# [TASK PROMPT]
Repeat exactly, and only, the lines from the line bearing "Output a JSON" through the end of the material. Do not copy the pictures.

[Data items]
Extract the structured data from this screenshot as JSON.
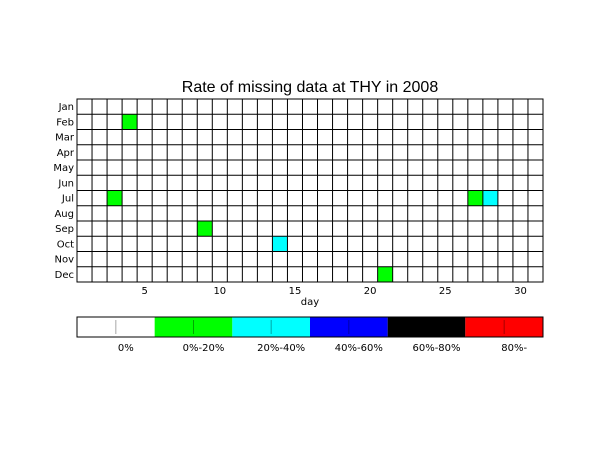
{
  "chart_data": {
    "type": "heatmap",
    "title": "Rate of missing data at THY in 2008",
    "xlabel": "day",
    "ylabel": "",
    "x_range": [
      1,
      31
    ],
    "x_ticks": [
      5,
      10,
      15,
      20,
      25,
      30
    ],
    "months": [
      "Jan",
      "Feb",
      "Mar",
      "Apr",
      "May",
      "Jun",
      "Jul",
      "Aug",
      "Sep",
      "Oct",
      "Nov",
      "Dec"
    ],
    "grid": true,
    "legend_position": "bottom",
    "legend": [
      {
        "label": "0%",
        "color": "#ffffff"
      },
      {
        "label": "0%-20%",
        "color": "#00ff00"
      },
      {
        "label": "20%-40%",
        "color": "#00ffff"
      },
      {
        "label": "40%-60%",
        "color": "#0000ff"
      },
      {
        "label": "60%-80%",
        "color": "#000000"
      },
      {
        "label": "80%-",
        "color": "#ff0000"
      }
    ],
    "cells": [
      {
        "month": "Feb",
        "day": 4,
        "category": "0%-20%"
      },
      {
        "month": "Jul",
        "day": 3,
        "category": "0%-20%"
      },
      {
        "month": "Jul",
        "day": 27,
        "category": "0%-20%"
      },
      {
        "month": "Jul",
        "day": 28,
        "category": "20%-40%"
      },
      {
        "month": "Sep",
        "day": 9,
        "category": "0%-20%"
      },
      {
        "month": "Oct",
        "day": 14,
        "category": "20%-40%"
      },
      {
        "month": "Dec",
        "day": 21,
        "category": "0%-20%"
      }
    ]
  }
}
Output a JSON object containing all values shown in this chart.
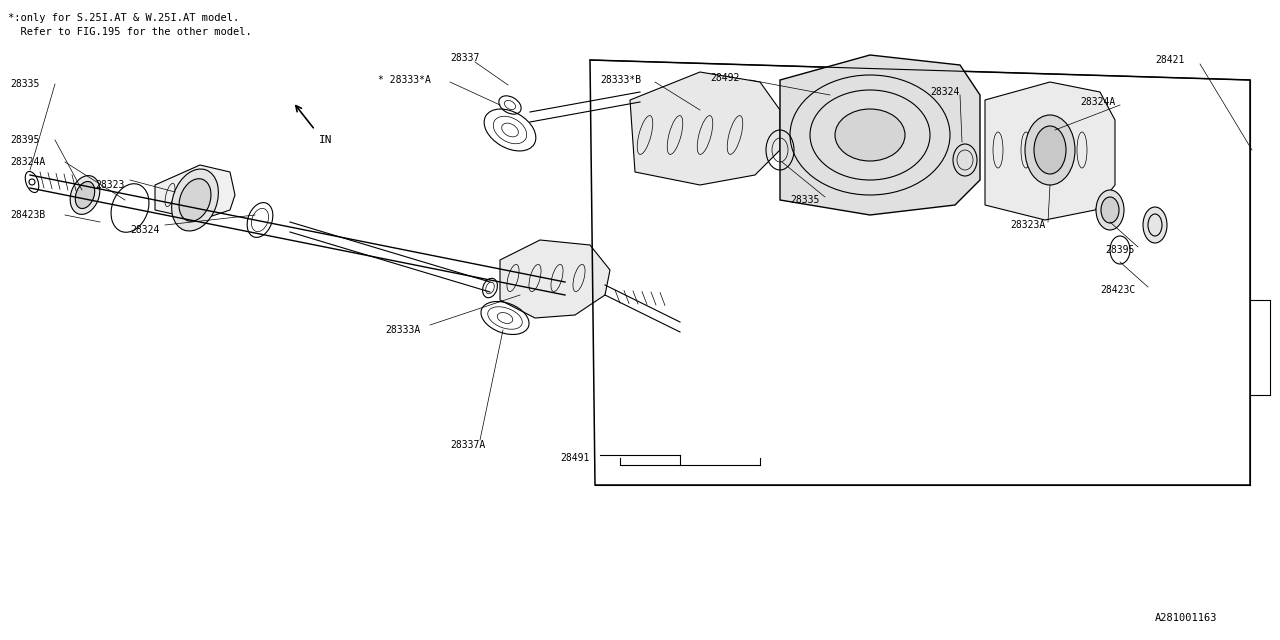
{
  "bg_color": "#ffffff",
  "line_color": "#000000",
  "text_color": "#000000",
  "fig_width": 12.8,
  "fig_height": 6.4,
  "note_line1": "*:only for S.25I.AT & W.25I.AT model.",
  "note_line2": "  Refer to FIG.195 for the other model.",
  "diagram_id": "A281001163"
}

# [THE SOLUTION]
Output a JSON object containing all values shown in this chart.
{
  "bg_color": "#ffffff",
  "line_color": "#000000",
  "text_color": "#000000",
  "fig_width": 12.8,
  "fig_height": 6.4,
  "note_line1": "*:only for S.25I.AT & W.25I.AT model.",
  "note_line2": "  Refer to FIG.195 for the other model.",
  "diagram_id": "A281001163"
}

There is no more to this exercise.